» **EXCERPTED TEXT**:
It is also the AFL itself drawing the line Moi (see article below). In my opinion the AFL has nothing to do with ANZAC day. The public holiday represents a great opportunity to showcase the game at a packed MCG, and they fully realise this. The AFL should ask the RSL if they are happy with distinctions like "The ANZAC Medal is awarded to the player in the match who best exemplifies the ANZAC Spirit - skill, courage, self-sacrifice, teamwork and fair play". The best thing to do would be to have a round this weekend, but no footy on ANZAC day itself, IMO.

True Anzac medals
By Greg Baum
April 25, 2005

There have been times this weekend when it was hard to tell whether we were observing Anzac Day or football's appropriation of Anzac Day. Before every game, a verse has been read, a trumpet played and a flag raised, even one beneath the closed roof of Telstra Dome on Saturday, which, predictably enough, did not so much fly as dangle. There have been so many minutes of silence that it might be easier to reckon them up in hours. This was all before Anzac Day dawned.

» **SUPPLIED INFORMATION**:
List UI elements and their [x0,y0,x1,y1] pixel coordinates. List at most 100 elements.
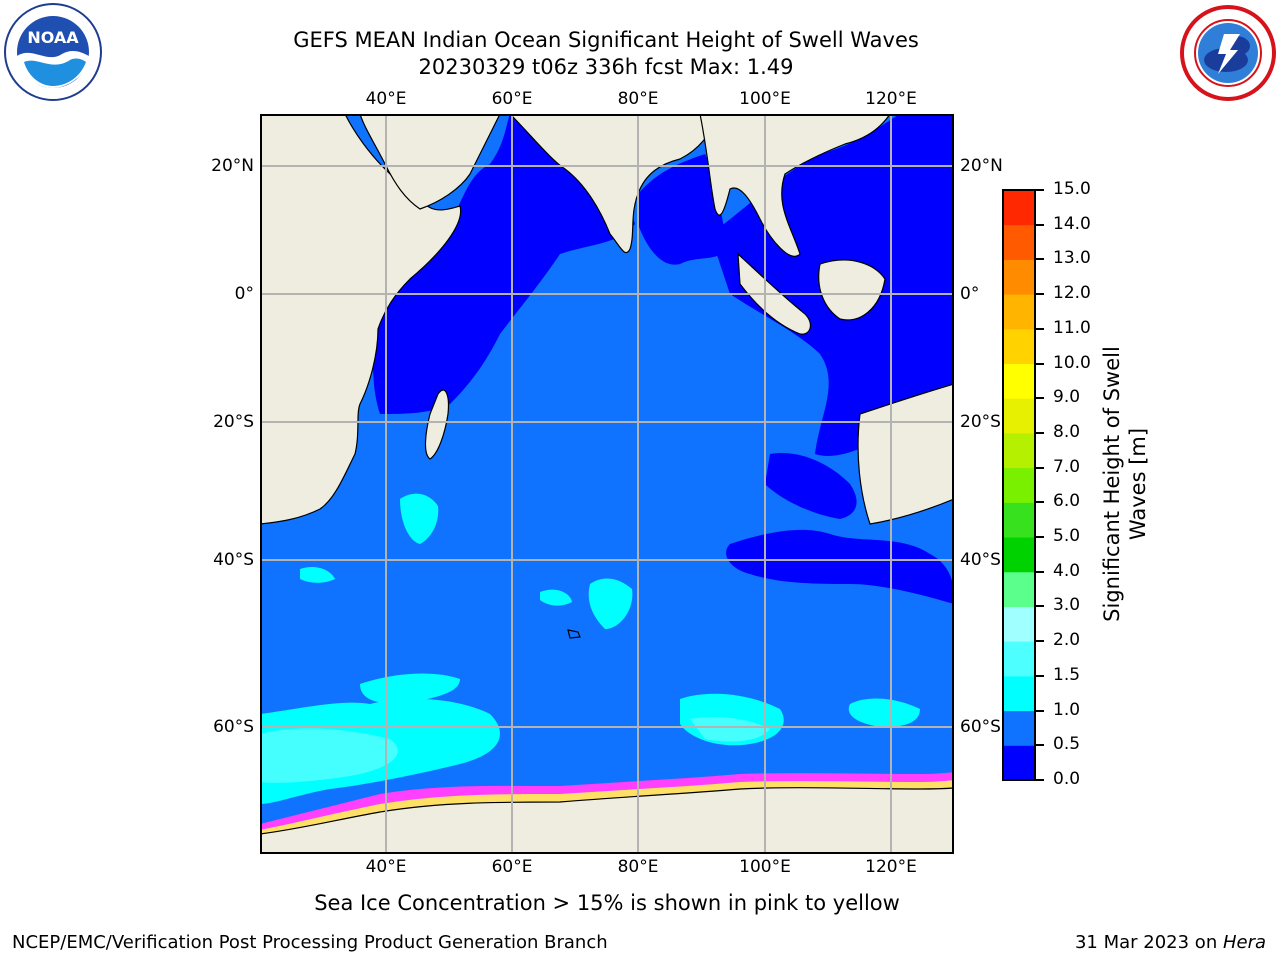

» **TASK**: In the excerpted text about Anzac Day and football, which qualities make up the ANZAC Spirit that the ANZAC Medal recognizes?

» **EXPECTED ANSWER**: Skill, courage, self-sacrifice, teamwork and fair play.